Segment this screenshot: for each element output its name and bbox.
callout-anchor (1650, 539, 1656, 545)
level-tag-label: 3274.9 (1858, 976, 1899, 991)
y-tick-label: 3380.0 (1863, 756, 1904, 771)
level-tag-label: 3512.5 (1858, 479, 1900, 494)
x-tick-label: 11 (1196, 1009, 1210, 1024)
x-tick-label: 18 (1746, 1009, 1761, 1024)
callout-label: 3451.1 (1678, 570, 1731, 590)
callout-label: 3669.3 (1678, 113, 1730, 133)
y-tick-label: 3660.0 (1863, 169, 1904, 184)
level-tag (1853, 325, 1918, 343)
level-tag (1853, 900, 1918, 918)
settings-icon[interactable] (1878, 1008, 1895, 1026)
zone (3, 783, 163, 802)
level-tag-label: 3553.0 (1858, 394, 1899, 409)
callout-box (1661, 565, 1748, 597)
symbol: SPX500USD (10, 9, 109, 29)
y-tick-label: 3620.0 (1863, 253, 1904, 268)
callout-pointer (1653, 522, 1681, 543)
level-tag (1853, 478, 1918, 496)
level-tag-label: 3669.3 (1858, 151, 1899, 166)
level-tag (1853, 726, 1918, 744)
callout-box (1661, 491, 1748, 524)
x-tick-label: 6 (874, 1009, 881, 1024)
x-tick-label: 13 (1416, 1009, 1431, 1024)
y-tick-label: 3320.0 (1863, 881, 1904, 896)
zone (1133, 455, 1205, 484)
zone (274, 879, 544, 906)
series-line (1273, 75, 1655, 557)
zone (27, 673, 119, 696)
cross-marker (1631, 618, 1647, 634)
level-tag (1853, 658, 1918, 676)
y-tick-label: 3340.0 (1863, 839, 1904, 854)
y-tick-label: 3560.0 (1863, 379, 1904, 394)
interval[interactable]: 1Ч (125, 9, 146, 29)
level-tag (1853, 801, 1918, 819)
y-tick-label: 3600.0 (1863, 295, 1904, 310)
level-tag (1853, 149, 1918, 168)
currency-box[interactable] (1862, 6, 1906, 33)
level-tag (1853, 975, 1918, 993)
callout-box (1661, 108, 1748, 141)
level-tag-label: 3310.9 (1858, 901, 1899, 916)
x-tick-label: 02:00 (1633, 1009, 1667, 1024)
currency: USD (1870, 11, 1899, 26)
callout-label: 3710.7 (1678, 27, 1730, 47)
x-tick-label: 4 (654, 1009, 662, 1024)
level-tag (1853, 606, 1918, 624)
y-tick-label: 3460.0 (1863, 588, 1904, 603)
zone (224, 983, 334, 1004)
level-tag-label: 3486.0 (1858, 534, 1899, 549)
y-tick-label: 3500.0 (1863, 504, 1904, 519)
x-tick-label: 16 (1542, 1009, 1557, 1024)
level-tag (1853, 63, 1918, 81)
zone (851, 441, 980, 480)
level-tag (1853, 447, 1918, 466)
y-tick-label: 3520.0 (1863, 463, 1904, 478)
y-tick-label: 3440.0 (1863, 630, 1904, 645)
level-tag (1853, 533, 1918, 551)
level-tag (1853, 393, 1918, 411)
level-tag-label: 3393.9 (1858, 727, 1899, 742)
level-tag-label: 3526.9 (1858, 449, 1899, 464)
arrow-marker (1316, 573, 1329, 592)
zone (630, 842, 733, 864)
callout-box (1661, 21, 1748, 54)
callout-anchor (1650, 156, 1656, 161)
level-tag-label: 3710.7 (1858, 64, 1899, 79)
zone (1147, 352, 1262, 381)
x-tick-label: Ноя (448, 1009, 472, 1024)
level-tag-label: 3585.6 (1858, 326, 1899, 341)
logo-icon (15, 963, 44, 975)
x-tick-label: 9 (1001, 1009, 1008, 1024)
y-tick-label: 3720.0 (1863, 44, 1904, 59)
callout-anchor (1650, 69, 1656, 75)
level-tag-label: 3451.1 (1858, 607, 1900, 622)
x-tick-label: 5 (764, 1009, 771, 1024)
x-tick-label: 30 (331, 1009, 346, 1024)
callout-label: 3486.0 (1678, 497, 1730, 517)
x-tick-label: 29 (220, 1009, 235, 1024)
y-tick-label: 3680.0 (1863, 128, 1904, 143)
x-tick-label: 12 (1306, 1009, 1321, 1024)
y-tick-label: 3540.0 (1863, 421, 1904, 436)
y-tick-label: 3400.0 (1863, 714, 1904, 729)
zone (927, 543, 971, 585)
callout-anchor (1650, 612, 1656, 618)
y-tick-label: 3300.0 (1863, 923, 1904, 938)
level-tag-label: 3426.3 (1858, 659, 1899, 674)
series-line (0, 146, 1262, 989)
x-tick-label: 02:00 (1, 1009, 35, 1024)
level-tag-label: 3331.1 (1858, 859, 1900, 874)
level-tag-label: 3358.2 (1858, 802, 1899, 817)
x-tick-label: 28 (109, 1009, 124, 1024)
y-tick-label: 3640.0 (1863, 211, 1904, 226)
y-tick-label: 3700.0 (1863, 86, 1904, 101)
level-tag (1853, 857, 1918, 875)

+ + + +

== REQUIREMENTS ==
Update the lines starting at the first line and ending at the line containing "y-tick-label: 3620.0 (1863, 253, 1904, 268)", replacing "callout-label" with "annotation-label" and leaving everything else unchanged. Return only those lines.

== ANSWER TO THIS EXERCISE ==
Segment this screenshot: for each element output its name and bbox.
callout-anchor (1650, 539, 1656, 545)
level-tag-label: 3274.9 (1858, 976, 1899, 991)
y-tick-label: 3380.0 (1863, 756, 1904, 771)
level-tag-label: 3512.5 (1858, 479, 1900, 494)
x-tick-label: 11 (1196, 1009, 1210, 1024)
x-tick-label: 18 (1746, 1009, 1761, 1024)
annotation-label: 3451.1 (1678, 570, 1731, 590)
annotation-label: 3669.3 (1678, 113, 1730, 133)
y-tick-label: 3660.0 (1863, 169, 1904, 184)
level-tag (1853, 325, 1918, 343)
level-tag (1853, 900, 1918, 918)
settings-icon[interactable] (1878, 1008, 1895, 1026)
zone (3, 783, 163, 802)
level-tag-label: 3553.0 (1858, 394, 1899, 409)
callout-box (1661, 565, 1748, 597)
symbol: SPX500USD (10, 9, 109, 29)
y-tick-label: 3620.0 (1863, 253, 1904, 268)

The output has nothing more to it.